#### [Problem description]
Transcribe, word for word, the line containing "Type out the text in this image." and each line following it through the end of the listing below. Omit all other lines.

#### [Provided information]
┌────────

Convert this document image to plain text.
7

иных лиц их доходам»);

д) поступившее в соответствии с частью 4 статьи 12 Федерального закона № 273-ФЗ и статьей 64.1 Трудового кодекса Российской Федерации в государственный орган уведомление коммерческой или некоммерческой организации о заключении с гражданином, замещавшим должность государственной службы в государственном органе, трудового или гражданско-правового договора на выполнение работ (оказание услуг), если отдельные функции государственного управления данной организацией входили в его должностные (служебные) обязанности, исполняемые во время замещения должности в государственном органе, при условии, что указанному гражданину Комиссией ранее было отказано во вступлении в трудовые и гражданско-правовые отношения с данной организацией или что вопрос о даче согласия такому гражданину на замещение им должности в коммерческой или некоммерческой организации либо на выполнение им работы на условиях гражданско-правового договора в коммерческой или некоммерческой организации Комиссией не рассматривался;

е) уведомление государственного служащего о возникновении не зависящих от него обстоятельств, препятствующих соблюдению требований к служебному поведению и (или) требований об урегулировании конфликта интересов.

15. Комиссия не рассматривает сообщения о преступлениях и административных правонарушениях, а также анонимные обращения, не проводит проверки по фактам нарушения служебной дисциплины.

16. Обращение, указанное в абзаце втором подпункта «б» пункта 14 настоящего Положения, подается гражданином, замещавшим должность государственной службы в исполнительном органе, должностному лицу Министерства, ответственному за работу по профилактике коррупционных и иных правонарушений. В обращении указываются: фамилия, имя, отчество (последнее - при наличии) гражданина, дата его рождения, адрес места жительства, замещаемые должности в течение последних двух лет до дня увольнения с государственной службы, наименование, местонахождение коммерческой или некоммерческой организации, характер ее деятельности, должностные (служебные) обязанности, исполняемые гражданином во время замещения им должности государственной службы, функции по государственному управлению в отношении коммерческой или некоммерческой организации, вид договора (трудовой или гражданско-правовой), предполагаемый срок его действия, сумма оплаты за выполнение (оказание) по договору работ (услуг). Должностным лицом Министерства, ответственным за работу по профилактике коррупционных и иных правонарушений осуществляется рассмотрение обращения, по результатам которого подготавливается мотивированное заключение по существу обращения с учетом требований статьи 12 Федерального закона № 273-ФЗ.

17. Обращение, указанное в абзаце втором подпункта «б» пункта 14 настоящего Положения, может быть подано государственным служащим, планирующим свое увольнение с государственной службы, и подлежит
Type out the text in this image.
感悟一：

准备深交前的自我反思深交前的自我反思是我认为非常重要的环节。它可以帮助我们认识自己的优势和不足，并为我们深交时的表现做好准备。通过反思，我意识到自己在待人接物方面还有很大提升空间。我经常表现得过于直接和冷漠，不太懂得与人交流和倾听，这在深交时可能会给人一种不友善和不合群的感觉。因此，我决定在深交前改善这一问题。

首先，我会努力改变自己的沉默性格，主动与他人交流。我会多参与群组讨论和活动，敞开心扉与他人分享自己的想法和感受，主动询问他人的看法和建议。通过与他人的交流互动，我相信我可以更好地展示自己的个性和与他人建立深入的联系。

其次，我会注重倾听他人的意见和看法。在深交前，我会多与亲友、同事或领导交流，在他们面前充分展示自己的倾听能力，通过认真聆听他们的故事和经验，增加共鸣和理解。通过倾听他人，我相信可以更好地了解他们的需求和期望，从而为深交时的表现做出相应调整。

└────────

#### [Response to this task]
Type out the text in this image.
感悟一：

准备深交前的自我反思深交前的自我反思是我认为非常重要的环节。它可以帮助我们认识自己的优势和不足，并为我们深交时的表现做好准备。通过反思，我意识到自己在待人接物方面还有很大提升空间。我经常表现得过于直接和冷漠，不太懂得与人交流和倾听，这在深交时可能会给人一种不友善和不合群的感觉。因此，我决定在深交前改善这一问题。

首先，我会努力改变自己的沉默性格，主动与他人交流。我会多参与群组讨论和活动，敞开心扉与他人分享自己的想法和感受，主动询问他人的看法和建议。通过与他人的交流互动，我相信我可以更好地展示自己的个性和与他人建立深入的联系。

其次，我会注重倾听他人的意见和看法。在深交前，我会多与亲友、同事或领导交流，在他们面前充分展示自己的倾听能力，通过认真聆听他们的故事和经验，增加共鸣和理解。通过倾听他人，我相信可以更好地了解他们的需求和期望，从而为深交时的表现做出相应调整。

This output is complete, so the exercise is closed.